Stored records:
━━━━━━

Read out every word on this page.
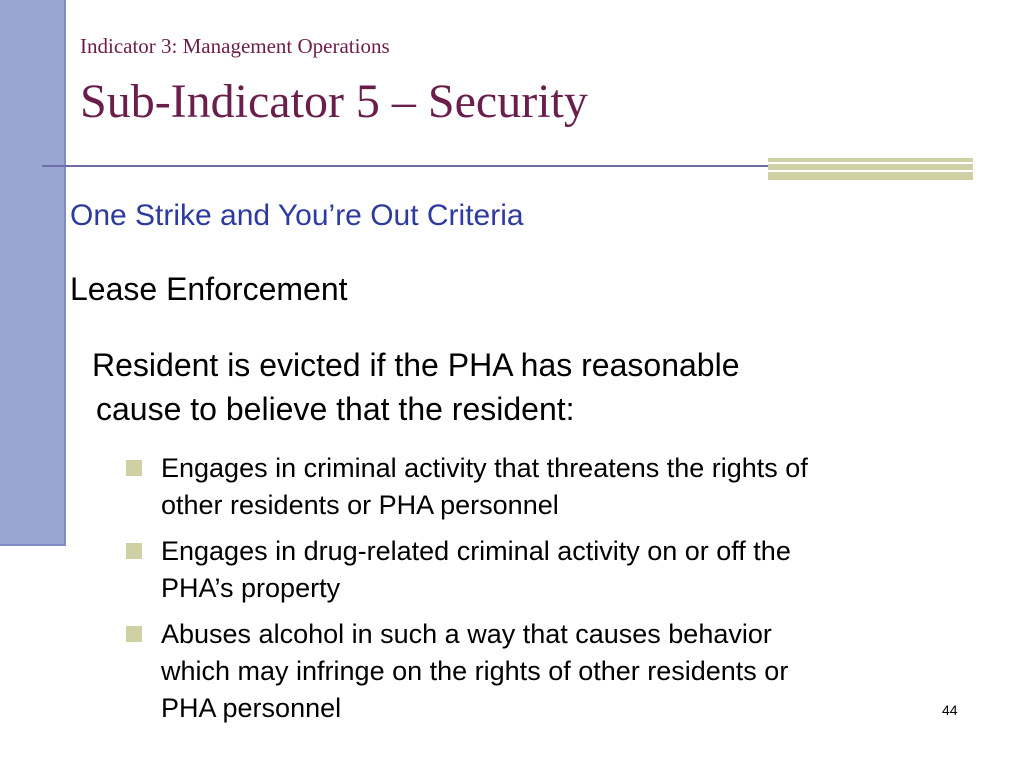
Indicator 3: Management Operations
Sub-Indicator 5 – Security
One Strike and You’re Out Criteria
Lease Enforcement
Resident is evicted if the PHA has reasonable
cause to believe that the resident:
Engages in criminal activity that threatens the rights of
other residents or PHA personnel
Engages in drug-related criminal activity on or off the
PHA’s property
Abuses alcohol in such a way that causes behavior
which may infringe on the rights of other residents or
PHA personnel	44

━━━━━━

▶ **Directive**:
Give every line above again exactly, with no pictures.

▶ **The solution**:
Read out every word on this page.
Indicator 3: Management Operations
Sub-Indicator 5 – Security
One Strike and You’re Out Criteria
Lease Enforcement
Resident is evicted if the PHA has reasonable
cause to believe that the resident:
Engages in criminal activity that threatens the rights of
other residents or PHA personnel
Engages in drug-related criminal activity on or off the
PHA’s property
Abuses alcohol in such a way that causes behavior
which may infringe on the rights of other residents or
PHA personnel	44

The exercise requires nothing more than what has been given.